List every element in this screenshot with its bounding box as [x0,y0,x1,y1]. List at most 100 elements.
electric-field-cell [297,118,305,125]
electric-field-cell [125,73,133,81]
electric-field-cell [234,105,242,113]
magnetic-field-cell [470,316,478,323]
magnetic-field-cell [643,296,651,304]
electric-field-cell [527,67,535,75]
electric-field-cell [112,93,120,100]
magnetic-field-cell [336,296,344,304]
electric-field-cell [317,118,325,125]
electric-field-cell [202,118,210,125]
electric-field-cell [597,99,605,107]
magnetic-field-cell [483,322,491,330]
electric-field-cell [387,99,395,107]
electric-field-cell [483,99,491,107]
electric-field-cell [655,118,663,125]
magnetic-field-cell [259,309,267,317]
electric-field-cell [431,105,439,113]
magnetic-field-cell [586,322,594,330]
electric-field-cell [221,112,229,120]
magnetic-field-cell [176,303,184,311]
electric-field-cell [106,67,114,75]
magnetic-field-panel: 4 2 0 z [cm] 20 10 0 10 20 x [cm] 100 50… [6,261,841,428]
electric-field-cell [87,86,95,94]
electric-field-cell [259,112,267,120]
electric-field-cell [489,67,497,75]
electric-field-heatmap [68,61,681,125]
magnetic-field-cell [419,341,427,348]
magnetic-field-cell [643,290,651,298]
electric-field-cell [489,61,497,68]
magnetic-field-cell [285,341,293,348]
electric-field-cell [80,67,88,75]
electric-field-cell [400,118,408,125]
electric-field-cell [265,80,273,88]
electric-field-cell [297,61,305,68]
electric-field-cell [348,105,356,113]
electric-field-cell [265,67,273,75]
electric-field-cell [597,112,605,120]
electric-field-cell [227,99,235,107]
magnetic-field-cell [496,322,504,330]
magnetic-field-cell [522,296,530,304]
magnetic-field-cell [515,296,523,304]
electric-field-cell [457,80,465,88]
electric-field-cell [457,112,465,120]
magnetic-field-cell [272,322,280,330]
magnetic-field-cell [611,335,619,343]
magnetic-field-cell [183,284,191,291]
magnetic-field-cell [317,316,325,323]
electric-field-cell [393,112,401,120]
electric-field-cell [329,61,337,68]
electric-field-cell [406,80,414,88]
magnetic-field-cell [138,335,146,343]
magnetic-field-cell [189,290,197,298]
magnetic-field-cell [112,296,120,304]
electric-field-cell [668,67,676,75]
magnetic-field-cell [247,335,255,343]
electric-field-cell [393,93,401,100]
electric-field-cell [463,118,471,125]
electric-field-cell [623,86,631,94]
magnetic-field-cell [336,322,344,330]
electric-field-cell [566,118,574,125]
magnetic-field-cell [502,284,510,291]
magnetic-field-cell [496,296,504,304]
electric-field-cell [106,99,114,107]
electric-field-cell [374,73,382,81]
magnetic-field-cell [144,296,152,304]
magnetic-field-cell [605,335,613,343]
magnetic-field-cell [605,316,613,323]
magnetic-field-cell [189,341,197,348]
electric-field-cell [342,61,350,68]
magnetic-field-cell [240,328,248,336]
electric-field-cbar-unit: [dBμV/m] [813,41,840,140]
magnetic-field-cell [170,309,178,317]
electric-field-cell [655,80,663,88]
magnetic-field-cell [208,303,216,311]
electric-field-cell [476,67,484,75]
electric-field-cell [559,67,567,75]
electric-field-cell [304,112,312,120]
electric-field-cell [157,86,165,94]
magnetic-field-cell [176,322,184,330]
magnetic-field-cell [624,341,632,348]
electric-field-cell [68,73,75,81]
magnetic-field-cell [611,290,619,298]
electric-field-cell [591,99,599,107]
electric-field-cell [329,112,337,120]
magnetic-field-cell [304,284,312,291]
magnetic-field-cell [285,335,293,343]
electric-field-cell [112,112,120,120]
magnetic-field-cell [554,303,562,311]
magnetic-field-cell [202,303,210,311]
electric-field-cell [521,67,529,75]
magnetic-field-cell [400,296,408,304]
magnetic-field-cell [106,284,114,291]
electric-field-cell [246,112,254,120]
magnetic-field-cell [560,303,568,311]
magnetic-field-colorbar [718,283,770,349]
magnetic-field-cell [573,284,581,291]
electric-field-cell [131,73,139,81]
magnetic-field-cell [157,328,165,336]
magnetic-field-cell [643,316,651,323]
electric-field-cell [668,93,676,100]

────────────────

What to produce | Reproduce all of the lines above verbatim, with no changes.

Problem solution |
List every element in this screenshot with its bounding box as [x0,y0,x1,y1]. List at most 100 elements.
electric-field-cell [297,118,305,125]
electric-field-cell [125,73,133,81]
electric-field-cell [234,105,242,113]
magnetic-field-cell [470,316,478,323]
magnetic-field-cell [643,296,651,304]
electric-field-cell [527,67,535,75]
electric-field-cell [112,93,120,100]
magnetic-field-cell [336,296,344,304]
electric-field-cell [317,118,325,125]
electric-field-cell [202,118,210,125]
electric-field-cell [597,99,605,107]
magnetic-field-cell [483,322,491,330]
electric-field-cell [387,99,395,107]
electric-field-cell [483,99,491,107]
electric-field-cell [655,118,663,125]
magnetic-field-cell [259,309,267,317]
electric-field-cell [431,105,439,113]
magnetic-field-cell [586,322,594,330]
electric-field-cell [221,112,229,120]
magnetic-field-cell [176,303,184,311]
electric-field-cell [106,67,114,75]
magnetic-field-panel: 4 2 0 z [cm] 20 10 0 10 20 x [cm] 100 50… [6,261,841,428]
electric-field-cell [87,86,95,94]
electric-field-cell [259,112,267,120]
electric-field-cell [489,67,497,75]
electric-field-heatmap [68,61,681,125]
magnetic-field-cell [419,341,427,348]
magnetic-field-cell [643,290,651,298]
electric-field-cell [489,61,497,68]
magnetic-field-cell [285,341,293,348]
electric-field-cell [80,67,88,75]
electric-field-cell [400,118,408,125]
electric-field-cell [265,80,273,88]
electric-field-cell [297,61,305,68]
electric-field-cell [348,105,356,113]
electric-field-cell [265,67,273,75]
electric-field-cell [597,112,605,120]
electric-field-cell [227,99,235,107]
magnetic-field-cell [496,322,504,330]
magnetic-field-cell [522,296,530,304]
magnetic-field-cell [515,296,523,304]
electric-field-cell [457,80,465,88]
electric-field-cell [457,112,465,120]
magnetic-field-cell [272,322,280,330]
magnetic-field-cell [611,335,619,343]
magnetic-field-cell [183,284,191,291]
magnetic-field-cell [317,316,325,323]
electric-field-cell [393,112,401,120]
electric-field-cell [329,61,337,68]
electric-field-cell [406,80,414,88]
magnetic-field-cell [138,335,146,343]
magnetic-field-cell [189,290,197,298]
magnetic-field-cell [112,296,120,304]
electric-field-cell [668,67,676,75]
magnetic-field-cell [247,335,255,343]
electric-field-cell [393,93,401,100]
electric-field-cell [463,118,471,125]
electric-field-cell [623,86,631,94]
magnetic-field-cell [336,322,344,330]
electric-field-cell [566,118,574,125]
magnetic-field-cell [502,284,510,291]
magnetic-field-cell [496,296,504,304]
electric-field-cell [106,99,114,107]
electric-field-cell [374,73,382,81]
magnetic-field-cell [144,296,152,304]
magnetic-field-cell [605,335,613,343]
magnetic-field-cell [605,316,613,323]
magnetic-field-cell [189,341,197,348]
electric-field-cell [342,61,350,68]
magnetic-field-cell [240,328,248,336]
electric-field-cbar-unit: [dBμV/m] [813,41,840,140]
magnetic-field-cell [170,309,178,317]
electric-field-cell [655,80,663,88]
magnetic-field-cell [208,303,216,311]
electric-field-cell [476,67,484,75]
electric-field-cell [559,67,567,75]
electric-field-cell [304,112,312,120]
electric-field-cell [157,86,165,94]
magnetic-field-cell [176,322,184,330]
magnetic-field-cell [624,341,632,348]
electric-field-cell [68,73,75,81]
magnetic-field-cell [611,290,619,298]
electric-field-cell [591,99,599,107]
electric-field-cell [329,112,337,120]
magnetic-field-cell [304,284,312,291]
magnetic-field-cell [285,335,293,343]
electric-field-cell [112,112,120,120]
magnetic-field-cell [554,303,562,311]
magnetic-field-cell [202,303,210,311]
electric-field-cell [521,67,529,75]
magnetic-field-cell [400,296,408,304]
magnetic-field-cell [106,284,114,291]
electric-field-cell [246,112,254,120]
magnetic-field-cell [560,303,568,311]
magnetic-field-colorbar [718,283,770,349]
magnetic-field-cell [573,284,581,291]
electric-field-cell [131,73,139,81]
magnetic-field-cell [157,328,165,336]
magnetic-field-cell [643,316,651,323]
electric-field-cell [668,93,676,100]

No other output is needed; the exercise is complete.